Work to do: Set out every line bearing the string "title".

Material supplied:
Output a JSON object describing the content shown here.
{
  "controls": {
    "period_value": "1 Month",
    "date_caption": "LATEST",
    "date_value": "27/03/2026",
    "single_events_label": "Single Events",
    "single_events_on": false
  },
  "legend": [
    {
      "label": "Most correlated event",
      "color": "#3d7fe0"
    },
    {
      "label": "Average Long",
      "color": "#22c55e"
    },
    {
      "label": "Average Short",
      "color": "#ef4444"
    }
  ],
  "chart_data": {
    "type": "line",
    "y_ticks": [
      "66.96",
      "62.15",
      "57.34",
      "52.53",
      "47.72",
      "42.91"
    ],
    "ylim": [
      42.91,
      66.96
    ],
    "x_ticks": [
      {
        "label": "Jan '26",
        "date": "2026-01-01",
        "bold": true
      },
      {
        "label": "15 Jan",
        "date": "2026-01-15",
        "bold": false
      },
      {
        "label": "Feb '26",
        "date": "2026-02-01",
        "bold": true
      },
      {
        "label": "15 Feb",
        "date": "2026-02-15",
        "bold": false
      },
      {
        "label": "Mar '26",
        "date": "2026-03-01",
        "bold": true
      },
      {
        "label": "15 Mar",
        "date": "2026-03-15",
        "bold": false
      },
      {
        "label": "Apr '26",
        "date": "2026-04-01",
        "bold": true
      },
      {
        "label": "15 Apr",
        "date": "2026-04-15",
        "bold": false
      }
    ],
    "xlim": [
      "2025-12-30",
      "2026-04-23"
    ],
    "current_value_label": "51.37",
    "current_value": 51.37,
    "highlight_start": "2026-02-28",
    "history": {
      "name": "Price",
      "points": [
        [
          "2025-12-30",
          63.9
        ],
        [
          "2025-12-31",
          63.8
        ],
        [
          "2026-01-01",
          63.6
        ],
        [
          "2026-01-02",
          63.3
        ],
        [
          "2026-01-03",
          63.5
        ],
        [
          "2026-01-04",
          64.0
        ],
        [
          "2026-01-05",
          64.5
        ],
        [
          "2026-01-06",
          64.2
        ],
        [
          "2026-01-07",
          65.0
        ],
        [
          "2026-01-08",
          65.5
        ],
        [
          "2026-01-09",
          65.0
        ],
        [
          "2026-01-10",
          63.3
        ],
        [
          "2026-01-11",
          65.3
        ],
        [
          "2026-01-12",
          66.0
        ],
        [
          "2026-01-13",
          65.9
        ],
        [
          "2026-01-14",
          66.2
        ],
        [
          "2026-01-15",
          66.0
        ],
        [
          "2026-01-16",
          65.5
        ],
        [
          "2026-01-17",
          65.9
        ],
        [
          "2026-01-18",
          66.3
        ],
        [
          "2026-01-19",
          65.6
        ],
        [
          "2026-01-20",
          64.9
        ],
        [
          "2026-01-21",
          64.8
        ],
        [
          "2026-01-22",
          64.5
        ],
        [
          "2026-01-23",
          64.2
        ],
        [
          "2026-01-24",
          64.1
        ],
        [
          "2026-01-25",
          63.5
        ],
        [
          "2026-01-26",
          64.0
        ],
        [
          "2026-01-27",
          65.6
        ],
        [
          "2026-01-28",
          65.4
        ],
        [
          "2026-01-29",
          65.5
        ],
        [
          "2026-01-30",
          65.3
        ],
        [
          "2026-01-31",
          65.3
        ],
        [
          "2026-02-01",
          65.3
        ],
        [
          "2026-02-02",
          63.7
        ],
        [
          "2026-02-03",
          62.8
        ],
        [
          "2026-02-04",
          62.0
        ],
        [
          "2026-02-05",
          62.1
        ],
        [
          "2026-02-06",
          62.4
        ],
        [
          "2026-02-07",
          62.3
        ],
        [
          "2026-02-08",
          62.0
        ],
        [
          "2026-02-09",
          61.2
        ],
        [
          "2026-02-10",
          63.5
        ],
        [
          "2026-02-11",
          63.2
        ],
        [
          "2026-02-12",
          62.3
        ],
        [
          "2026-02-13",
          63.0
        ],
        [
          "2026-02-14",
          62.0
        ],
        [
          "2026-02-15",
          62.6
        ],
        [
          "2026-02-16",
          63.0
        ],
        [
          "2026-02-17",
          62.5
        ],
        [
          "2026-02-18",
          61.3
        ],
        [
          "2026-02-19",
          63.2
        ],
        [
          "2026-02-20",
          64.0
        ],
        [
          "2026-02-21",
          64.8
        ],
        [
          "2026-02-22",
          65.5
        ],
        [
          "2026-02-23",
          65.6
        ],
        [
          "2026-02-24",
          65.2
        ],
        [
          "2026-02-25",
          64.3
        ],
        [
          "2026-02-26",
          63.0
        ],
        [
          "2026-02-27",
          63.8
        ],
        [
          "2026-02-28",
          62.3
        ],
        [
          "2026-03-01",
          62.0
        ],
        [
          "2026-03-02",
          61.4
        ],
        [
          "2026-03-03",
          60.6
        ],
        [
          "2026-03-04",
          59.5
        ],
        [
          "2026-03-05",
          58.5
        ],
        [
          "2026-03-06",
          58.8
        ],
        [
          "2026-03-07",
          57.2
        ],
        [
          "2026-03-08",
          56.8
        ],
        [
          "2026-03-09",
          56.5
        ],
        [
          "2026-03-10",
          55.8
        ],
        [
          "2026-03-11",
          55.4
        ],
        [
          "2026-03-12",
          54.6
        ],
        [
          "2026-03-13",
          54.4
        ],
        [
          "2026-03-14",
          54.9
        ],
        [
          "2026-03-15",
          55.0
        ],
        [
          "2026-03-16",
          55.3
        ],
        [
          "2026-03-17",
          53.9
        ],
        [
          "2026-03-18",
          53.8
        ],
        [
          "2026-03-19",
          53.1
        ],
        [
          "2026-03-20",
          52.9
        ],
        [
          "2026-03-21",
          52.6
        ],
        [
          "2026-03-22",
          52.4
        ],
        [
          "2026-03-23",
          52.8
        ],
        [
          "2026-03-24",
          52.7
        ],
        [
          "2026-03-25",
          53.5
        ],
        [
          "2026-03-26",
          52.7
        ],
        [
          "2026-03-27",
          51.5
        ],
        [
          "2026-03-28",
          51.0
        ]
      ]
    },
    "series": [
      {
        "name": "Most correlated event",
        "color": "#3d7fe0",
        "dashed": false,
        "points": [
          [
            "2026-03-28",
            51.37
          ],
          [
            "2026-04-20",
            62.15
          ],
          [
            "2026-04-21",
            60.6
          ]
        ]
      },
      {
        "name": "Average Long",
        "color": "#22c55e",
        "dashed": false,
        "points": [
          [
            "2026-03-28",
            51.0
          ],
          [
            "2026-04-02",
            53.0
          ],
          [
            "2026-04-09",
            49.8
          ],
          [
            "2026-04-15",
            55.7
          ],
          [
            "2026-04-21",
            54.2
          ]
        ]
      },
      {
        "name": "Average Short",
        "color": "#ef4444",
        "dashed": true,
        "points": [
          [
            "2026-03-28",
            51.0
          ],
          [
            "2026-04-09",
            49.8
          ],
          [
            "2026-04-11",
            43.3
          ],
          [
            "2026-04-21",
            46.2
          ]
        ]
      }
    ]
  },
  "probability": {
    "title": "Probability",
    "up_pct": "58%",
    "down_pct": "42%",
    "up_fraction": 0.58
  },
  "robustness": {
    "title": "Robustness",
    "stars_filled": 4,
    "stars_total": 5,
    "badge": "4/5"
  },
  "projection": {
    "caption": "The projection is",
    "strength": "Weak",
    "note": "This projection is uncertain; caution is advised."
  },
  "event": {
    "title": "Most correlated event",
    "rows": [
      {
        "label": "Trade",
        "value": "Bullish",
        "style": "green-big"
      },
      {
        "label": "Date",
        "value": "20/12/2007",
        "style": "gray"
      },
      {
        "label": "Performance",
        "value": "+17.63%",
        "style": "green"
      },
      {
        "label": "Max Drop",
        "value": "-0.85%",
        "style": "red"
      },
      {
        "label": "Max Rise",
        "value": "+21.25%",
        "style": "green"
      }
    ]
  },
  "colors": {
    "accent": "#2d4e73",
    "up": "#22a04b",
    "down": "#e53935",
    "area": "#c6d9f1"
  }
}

The answer:
    "title": "Probability",
    "title": "Robustness",
    "title": "Most correlated event",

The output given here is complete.